SET EXERCISE = Starting at the line that contains "Output the text content of this document.", quote each line exactly through the last line of the entries, both included.

━━━━━ DATA SHOWN

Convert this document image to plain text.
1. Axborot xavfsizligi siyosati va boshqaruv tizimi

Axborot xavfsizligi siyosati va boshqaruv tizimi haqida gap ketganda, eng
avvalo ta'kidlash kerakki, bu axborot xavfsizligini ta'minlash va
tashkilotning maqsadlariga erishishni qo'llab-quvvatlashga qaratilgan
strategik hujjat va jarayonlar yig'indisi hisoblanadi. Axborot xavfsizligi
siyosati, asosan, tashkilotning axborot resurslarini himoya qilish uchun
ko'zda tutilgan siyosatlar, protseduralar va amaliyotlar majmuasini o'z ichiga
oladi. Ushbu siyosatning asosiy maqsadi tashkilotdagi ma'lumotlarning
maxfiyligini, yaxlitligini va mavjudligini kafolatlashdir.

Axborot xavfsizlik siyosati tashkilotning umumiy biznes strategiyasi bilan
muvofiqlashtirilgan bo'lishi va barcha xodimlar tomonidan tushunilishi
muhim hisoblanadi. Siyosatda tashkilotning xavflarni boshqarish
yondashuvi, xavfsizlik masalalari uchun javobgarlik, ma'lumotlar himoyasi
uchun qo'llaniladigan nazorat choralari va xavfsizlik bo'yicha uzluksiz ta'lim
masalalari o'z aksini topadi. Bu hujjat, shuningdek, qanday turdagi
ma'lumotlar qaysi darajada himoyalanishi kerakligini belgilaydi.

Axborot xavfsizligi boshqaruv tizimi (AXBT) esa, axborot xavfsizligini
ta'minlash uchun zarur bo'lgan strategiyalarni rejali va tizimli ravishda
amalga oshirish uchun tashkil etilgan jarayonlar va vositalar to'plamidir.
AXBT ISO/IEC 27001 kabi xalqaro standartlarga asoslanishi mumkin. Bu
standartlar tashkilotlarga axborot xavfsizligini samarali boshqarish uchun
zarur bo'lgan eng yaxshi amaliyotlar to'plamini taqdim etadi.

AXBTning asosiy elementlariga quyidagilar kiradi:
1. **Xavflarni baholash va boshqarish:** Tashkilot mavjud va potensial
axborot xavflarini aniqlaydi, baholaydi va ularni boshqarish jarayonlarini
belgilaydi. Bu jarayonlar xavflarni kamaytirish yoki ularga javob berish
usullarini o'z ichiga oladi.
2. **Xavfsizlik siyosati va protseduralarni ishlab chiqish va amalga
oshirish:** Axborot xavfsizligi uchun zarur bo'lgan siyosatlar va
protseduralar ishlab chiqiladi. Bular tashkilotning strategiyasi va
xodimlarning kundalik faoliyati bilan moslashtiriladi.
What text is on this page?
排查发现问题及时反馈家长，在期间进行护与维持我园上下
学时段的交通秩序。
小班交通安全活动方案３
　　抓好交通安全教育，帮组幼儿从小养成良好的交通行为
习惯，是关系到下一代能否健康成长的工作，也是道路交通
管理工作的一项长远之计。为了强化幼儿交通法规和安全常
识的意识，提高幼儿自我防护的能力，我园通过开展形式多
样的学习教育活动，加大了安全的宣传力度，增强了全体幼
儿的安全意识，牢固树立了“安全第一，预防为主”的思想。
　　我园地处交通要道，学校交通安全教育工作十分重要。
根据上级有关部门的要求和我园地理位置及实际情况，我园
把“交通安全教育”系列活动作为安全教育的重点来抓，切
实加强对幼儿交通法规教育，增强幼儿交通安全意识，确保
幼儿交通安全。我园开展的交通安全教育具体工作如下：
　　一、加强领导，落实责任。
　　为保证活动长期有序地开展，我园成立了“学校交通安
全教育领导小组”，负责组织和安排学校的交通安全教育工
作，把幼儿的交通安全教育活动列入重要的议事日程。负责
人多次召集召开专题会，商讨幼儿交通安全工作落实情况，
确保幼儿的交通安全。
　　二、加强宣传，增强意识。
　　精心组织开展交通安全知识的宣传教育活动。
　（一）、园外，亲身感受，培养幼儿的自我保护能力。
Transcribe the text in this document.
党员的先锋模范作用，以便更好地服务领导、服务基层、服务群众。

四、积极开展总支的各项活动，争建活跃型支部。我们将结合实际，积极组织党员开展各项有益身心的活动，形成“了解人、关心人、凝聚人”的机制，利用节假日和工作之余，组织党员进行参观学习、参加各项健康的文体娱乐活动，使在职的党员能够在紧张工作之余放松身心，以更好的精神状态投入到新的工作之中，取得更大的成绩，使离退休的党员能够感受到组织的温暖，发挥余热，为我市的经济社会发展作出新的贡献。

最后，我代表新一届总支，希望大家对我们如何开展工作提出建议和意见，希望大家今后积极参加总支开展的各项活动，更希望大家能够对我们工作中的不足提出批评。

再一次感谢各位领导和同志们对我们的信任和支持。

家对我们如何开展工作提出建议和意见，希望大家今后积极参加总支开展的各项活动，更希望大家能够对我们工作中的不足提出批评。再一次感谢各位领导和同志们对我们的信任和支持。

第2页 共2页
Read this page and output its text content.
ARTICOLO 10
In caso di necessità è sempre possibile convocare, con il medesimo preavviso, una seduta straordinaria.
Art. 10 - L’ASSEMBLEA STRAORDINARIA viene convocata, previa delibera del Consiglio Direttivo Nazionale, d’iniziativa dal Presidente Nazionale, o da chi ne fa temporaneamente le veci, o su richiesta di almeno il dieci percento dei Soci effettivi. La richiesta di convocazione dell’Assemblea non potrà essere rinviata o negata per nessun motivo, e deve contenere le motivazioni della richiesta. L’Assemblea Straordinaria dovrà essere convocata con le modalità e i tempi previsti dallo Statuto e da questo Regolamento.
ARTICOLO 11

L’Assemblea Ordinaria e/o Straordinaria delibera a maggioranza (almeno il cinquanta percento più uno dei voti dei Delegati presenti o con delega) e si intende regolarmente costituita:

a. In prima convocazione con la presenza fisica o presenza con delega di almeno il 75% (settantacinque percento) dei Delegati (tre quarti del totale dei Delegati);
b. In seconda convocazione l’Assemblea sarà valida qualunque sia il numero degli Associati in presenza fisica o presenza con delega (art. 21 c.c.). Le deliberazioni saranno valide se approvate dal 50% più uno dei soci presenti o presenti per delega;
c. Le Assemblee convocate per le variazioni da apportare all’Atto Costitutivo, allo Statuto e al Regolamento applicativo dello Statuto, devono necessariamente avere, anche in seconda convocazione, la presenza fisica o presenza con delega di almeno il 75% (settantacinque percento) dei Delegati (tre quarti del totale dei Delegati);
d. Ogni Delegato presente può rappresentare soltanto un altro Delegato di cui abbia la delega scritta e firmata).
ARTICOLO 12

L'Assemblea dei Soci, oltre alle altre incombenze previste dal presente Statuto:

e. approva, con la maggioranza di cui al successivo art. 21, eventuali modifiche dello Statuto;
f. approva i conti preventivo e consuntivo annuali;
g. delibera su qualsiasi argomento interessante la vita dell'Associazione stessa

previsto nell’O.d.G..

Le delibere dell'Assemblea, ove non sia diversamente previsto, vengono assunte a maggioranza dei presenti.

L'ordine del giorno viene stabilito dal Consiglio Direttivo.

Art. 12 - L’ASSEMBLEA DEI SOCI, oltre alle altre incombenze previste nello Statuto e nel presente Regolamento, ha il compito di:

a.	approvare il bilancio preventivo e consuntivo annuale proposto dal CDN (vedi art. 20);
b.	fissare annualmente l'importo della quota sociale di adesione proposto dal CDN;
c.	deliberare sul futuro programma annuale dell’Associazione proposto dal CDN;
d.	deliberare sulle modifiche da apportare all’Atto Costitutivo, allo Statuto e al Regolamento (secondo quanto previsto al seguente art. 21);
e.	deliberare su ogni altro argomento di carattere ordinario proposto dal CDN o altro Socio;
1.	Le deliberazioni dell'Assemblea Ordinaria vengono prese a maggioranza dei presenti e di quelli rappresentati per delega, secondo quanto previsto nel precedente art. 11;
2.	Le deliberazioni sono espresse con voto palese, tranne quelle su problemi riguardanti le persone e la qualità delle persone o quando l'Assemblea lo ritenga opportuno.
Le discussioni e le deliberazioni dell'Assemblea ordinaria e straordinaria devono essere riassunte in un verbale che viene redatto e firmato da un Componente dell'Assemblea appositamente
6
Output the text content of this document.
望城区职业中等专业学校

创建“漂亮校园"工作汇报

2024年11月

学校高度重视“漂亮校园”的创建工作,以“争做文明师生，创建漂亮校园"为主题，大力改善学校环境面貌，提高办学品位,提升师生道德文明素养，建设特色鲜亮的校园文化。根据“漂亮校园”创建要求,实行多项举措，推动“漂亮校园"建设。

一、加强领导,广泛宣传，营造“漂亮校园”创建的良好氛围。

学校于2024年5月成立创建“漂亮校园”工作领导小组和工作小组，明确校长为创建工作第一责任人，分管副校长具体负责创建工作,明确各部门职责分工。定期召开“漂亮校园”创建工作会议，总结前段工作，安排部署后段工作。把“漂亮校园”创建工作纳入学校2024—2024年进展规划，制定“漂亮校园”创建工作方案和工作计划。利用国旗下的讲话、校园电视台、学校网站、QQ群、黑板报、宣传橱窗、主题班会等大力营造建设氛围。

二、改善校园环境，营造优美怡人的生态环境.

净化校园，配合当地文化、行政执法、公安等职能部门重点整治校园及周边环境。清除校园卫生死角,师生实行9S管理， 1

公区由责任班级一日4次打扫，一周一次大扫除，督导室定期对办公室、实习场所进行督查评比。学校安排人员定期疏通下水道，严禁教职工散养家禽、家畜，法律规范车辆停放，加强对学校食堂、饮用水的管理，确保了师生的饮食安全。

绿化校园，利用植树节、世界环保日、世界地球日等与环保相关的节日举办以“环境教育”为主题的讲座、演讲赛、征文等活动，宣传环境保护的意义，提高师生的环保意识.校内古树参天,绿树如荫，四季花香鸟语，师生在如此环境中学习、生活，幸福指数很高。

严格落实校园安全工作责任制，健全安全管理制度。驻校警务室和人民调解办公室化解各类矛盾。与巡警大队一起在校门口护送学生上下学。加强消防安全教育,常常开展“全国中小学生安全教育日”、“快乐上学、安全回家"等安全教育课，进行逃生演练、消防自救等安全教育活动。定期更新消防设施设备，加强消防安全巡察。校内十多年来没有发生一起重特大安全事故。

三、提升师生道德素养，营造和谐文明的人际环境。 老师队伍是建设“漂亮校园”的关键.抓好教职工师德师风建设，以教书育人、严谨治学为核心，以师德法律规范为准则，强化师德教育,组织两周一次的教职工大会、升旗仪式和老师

━━━━━━━━━━

RESPONSE BELOW =
Output the text content of this document.
望城区职业中等专业学校

创建“漂亮校园"工作汇报

2024年11月

学校高度重视“漂亮校园”的创建工作,以“争做文明师生，创建漂亮校园"为主题，大力改善学校环境面貌，提高办学品位,提升师生道德文明素养，建设特色鲜亮的校园文化。根据“漂亮校园”创建要求,实行多项举措，推动“漂亮校园"建设。

一、加强领导,广泛宣传，营造“漂亮校园”创建的良好氛围。

学校于2024年5月成立创建“漂亮校园”工作领导小组和工作小组，明确校长为创建工作第一责任人，分管副校长具体负责创建工作,明确各部门职责分工。定期召开“漂亮校园”创建工作会议，总结前段工作，安排部署后段工作。把“漂亮校园”创建工作纳入学校2024—2024年进展规划，制定“漂亮校园”创建工作方案和工作计划。利用国旗下的讲话、校园电视台、学校网站、QQ群、黑板报、宣传橱窗、主题班会等大力营造建设氛围。

二、改善校园环境，营造优美怡人的生态环境.

净化校园，配合当地文化、行政执法、公安等职能部门重点整治校园及周边环境。清除校园卫生死角,师生实行9S管理， 1

公区由责任班级一日4次打扫，一周一次大扫除，督导室定期对办公室、实习场所进行督查评比。学校安排人员定期疏通下水道，严禁教职工散养家禽、家畜，法律规范车辆停放，加强对学校食堂、饮用水的管理，确保了师生的饮食安全。

绿化校园，利用植树节、世界环保日、世界地球日等与环保相关的节日举办以“环境教育”为主题的讲座、演讲赛、征文等活动，宣传环境保护的意义，提高师生的环保意识.校内古树参天,绿树如荫，四季花香鸟语，师生在如此环境中学习、生活，幸福指数很高。

严格落实校园安全工作责任制，健全安全管理制度。驻校警务室和人民调解办公室化解各类矛盾。与巡警大队一起在校门口护送学生上下学。加强消防安全教育,常常开展“全国中小学生安全教育日”、“快乐上学、安全回家"等安全教育课，进行逃生演练、消防自救等安全教育活动。定期更新消防设施设备，加强消防安全巡察。校内十多年来没有发生一起重特大安全事故。

三、提升师生道德素养，营造和谐文明的人际环境。 老师队伍是建设“漂亮校园”的关键.抓好教职工师德师风建设，以教书育人、严谨治学为核心，以师德法律规范为准则，强化师德教育,组织两周一次的教职工大会、升旗仪式和老师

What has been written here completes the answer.